(Collected data)
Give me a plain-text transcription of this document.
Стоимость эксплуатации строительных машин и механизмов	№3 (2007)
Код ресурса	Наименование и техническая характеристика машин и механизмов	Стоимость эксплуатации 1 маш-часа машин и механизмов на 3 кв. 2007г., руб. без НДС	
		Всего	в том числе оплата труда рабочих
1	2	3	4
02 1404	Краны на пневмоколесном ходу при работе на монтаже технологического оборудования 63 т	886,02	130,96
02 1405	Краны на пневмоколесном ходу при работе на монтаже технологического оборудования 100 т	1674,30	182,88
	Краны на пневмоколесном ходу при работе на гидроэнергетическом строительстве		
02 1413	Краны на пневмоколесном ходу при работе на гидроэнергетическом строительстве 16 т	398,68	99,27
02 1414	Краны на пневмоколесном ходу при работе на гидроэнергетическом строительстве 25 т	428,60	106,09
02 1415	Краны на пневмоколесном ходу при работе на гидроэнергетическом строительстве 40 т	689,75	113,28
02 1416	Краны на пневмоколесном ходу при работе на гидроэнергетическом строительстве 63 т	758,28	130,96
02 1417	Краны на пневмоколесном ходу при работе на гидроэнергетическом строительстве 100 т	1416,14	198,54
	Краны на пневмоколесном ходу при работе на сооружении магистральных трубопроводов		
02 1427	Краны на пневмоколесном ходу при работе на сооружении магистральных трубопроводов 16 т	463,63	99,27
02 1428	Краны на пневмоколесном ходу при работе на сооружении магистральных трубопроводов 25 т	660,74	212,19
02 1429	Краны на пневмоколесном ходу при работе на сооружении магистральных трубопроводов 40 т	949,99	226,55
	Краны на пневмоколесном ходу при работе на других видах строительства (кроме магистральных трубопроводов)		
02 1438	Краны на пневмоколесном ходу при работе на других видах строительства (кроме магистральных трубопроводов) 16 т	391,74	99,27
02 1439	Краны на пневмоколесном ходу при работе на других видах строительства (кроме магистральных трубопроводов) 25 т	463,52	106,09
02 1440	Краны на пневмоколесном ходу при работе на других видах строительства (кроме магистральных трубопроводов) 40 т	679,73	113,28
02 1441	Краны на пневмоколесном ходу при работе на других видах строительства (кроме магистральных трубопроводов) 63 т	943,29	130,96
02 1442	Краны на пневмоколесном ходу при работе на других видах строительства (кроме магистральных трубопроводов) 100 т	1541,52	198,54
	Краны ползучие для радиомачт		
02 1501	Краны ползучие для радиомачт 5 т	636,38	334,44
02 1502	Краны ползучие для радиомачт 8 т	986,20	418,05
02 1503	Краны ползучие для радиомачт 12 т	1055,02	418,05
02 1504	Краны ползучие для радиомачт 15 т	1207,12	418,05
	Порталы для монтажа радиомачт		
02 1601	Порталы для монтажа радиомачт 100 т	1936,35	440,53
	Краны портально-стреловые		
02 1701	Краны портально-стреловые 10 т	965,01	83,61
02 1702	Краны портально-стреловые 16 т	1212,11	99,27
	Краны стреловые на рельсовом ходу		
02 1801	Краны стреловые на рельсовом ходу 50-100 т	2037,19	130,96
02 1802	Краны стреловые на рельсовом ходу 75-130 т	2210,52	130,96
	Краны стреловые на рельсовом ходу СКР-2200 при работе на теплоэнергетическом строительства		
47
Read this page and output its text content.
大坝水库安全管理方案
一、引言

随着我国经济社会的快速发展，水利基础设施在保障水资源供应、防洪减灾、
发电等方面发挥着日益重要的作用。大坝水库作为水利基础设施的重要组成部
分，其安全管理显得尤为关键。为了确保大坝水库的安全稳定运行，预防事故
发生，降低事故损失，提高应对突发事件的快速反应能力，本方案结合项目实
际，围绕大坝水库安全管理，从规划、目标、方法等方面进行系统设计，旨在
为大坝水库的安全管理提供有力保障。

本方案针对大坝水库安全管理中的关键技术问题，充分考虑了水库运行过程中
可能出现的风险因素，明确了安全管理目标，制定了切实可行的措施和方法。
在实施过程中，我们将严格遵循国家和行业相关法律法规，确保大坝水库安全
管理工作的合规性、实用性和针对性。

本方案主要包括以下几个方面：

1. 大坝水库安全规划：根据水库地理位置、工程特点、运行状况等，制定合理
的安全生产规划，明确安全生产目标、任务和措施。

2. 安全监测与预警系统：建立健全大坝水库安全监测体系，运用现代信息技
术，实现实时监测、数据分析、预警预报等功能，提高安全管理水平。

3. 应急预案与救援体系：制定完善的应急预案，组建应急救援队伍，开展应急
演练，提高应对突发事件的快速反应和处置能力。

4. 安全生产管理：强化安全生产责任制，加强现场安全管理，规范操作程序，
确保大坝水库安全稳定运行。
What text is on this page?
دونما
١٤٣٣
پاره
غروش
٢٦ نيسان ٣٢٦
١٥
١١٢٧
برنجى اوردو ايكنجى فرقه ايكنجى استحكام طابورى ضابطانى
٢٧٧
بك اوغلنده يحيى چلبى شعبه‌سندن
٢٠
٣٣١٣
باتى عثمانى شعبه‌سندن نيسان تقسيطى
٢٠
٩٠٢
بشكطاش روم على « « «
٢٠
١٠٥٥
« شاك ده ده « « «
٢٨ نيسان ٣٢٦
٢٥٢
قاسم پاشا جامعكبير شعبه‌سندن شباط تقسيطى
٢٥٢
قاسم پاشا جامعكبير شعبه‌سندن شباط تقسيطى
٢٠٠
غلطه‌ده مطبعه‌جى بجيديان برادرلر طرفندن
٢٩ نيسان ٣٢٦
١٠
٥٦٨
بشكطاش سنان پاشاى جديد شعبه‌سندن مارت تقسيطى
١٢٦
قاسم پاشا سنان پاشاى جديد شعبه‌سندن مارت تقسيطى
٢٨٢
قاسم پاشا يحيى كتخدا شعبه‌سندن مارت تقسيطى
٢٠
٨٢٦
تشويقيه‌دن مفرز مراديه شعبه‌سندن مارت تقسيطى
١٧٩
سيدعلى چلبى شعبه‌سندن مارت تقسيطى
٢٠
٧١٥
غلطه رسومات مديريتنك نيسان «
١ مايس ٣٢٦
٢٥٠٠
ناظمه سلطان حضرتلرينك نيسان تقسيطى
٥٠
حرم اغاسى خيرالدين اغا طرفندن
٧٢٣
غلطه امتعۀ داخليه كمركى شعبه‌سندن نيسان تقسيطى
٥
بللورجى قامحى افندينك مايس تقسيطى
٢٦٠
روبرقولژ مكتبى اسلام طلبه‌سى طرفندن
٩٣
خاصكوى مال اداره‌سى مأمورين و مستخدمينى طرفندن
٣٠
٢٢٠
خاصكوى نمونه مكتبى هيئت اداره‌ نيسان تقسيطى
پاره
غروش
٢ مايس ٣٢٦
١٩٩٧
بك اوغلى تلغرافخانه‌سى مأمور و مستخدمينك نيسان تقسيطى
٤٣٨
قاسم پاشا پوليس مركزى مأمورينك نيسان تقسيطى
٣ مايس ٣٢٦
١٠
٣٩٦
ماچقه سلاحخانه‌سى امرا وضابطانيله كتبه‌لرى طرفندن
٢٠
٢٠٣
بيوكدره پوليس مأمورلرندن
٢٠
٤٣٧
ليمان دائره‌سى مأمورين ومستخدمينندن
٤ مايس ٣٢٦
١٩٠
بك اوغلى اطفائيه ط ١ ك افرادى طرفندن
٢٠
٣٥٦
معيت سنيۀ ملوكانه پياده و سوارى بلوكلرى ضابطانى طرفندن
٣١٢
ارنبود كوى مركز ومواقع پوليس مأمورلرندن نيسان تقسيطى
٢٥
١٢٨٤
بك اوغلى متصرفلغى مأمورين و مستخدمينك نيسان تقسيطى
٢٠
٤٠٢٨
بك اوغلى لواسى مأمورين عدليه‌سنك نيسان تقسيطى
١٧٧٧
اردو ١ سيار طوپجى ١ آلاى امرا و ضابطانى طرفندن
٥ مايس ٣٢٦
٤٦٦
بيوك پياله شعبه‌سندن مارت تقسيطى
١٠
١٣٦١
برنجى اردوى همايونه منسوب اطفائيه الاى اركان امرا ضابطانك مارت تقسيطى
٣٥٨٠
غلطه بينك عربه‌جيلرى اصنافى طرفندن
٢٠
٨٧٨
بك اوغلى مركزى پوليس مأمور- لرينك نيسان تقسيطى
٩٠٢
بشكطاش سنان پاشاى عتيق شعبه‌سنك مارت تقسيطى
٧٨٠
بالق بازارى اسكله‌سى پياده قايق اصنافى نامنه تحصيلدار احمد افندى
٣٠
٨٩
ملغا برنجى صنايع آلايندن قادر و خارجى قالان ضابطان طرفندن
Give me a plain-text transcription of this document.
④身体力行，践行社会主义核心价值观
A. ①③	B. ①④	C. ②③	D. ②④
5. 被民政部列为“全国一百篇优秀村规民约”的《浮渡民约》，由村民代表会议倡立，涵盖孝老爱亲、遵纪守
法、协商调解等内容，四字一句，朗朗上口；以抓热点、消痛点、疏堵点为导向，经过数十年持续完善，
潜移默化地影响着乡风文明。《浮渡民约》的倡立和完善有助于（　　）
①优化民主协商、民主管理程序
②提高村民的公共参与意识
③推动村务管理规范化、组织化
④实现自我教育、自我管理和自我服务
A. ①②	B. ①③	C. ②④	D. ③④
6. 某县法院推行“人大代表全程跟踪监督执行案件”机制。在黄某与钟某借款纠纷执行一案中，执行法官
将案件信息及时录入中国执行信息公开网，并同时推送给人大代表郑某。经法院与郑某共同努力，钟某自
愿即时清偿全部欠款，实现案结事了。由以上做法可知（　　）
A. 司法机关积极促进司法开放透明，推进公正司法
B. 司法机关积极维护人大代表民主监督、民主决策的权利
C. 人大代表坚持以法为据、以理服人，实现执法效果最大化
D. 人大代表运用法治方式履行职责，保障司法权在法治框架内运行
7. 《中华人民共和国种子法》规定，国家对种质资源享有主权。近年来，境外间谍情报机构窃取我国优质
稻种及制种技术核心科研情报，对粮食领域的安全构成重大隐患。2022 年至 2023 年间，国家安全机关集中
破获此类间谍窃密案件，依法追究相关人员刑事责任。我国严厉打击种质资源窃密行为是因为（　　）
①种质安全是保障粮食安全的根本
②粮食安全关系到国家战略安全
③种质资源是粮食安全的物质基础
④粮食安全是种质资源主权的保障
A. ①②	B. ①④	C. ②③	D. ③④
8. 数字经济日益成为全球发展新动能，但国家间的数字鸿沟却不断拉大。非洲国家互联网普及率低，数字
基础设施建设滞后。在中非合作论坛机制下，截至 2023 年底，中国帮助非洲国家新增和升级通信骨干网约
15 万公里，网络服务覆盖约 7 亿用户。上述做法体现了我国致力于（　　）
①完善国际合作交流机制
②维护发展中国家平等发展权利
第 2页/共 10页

▸ Written task: Using the material above, count the lines containing the word "浮渡民约". Reply with the number alone.

▸ Finished exercise: 2